» **EXERCISE MATERIAL**:
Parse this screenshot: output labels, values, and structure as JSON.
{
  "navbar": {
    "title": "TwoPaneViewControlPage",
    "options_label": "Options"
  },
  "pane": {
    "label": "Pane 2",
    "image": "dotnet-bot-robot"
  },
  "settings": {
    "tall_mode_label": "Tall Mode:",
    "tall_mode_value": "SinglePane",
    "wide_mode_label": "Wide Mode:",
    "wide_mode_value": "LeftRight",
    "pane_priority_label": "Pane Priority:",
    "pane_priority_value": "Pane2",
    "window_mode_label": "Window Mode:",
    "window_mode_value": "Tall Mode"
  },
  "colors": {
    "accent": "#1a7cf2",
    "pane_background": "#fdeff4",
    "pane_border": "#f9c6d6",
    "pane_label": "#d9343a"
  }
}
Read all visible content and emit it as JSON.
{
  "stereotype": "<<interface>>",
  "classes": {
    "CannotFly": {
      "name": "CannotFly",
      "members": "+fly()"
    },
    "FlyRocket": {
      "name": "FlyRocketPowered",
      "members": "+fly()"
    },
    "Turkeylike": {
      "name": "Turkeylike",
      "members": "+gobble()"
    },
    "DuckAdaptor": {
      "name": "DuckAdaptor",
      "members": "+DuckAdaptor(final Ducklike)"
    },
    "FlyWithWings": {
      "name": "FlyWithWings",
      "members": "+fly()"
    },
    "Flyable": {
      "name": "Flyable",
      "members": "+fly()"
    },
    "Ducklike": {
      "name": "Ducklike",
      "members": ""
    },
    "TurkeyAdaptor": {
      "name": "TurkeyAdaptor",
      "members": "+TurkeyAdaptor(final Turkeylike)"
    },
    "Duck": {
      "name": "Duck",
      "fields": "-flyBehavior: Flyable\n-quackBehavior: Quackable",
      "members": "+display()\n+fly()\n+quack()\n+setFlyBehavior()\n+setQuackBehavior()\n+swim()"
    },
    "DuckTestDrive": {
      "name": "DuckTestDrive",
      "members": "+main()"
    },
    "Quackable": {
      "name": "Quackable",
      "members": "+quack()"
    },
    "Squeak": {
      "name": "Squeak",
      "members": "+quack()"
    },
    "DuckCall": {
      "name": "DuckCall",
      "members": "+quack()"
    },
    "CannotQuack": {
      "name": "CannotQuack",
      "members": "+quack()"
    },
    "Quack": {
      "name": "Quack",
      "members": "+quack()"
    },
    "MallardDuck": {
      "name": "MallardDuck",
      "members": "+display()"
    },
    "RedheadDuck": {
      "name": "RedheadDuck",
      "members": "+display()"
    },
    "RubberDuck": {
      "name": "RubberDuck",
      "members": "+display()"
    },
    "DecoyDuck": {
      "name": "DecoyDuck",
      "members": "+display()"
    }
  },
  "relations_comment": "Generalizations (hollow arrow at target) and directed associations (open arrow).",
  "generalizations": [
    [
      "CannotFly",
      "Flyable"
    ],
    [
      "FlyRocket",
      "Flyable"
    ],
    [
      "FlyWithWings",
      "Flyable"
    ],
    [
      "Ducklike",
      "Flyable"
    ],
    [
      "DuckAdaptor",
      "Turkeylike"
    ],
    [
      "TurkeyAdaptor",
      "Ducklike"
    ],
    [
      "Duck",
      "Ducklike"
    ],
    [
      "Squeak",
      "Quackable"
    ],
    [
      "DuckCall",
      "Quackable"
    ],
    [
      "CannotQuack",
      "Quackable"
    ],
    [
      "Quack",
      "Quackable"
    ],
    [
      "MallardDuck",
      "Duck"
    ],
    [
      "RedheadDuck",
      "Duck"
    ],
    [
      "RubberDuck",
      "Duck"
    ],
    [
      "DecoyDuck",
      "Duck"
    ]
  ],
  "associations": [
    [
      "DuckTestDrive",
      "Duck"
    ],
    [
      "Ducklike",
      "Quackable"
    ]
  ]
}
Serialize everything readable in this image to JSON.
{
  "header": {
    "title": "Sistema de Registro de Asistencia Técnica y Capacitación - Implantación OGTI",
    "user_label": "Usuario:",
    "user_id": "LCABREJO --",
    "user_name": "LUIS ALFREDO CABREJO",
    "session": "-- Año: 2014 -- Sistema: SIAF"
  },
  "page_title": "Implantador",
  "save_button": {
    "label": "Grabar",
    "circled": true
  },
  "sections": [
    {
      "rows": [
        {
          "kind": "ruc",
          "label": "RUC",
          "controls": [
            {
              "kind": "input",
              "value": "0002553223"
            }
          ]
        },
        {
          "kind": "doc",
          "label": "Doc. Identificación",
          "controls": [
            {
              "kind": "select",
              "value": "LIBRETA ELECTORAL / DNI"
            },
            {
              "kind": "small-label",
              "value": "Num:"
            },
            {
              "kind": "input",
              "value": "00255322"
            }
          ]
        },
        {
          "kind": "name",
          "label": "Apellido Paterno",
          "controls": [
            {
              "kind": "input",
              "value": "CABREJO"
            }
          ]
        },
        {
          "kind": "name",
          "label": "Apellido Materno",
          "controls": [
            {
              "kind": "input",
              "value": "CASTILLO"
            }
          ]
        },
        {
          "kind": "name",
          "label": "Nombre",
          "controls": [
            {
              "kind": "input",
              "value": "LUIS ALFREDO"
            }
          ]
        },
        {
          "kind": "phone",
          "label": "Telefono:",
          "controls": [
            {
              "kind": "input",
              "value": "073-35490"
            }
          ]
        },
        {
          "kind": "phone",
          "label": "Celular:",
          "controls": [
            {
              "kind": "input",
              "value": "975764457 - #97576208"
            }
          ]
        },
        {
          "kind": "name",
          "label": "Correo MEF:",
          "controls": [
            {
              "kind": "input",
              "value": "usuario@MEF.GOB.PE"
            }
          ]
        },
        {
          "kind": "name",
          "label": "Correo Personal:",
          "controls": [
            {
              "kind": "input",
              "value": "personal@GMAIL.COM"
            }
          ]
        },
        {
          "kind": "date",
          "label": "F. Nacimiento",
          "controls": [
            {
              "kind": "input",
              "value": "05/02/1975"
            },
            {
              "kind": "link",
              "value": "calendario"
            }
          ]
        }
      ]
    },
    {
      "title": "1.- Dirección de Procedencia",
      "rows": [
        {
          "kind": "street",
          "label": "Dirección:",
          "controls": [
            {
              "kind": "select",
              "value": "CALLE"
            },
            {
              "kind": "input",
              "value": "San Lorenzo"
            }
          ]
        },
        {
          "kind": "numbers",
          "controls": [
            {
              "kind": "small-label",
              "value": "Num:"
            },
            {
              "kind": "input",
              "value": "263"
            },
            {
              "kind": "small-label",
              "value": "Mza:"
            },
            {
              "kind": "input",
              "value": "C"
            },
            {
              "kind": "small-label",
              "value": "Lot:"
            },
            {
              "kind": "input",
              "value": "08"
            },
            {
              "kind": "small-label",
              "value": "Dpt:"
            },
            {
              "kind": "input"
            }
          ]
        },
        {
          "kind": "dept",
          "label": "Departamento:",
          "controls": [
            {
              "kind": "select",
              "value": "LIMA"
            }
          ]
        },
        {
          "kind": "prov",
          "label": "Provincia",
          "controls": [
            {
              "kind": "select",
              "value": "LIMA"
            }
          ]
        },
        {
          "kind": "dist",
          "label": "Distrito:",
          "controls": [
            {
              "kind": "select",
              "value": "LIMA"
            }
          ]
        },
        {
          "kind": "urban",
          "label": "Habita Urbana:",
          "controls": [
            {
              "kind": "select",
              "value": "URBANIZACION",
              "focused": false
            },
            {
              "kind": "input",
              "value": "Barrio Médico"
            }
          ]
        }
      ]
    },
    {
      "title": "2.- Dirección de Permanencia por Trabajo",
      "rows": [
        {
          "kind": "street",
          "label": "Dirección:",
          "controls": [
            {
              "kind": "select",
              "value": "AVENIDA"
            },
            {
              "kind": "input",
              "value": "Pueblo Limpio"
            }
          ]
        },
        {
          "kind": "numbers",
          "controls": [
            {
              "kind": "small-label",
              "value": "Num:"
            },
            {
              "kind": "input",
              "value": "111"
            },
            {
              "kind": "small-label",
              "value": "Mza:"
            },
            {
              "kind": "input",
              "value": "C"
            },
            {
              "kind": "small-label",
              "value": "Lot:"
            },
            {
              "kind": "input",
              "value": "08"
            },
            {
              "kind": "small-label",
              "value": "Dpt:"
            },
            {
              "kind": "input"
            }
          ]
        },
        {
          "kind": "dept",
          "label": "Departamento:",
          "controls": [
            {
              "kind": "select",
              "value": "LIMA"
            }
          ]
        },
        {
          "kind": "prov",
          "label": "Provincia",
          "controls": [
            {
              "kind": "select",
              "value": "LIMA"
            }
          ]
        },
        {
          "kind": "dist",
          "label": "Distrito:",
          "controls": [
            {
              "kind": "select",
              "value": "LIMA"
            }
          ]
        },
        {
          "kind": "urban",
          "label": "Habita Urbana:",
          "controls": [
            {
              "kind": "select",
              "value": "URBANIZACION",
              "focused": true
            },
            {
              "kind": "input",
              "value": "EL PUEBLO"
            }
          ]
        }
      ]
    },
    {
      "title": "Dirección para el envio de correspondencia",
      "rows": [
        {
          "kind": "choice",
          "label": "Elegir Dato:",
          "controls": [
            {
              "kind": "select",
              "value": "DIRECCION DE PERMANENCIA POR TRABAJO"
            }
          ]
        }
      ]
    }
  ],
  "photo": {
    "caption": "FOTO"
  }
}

» **WHAT IS BEING ASKED**: Reproduce each line of the entries in which the word "Sistema" is found.

» **TASK ANSWER**:
    "title": "Sistema de Registro de Asistencia Técnica y Capacitación - Implantación OGTI",
    "session": "-- Año: 2014 -- Sistema: SIAF"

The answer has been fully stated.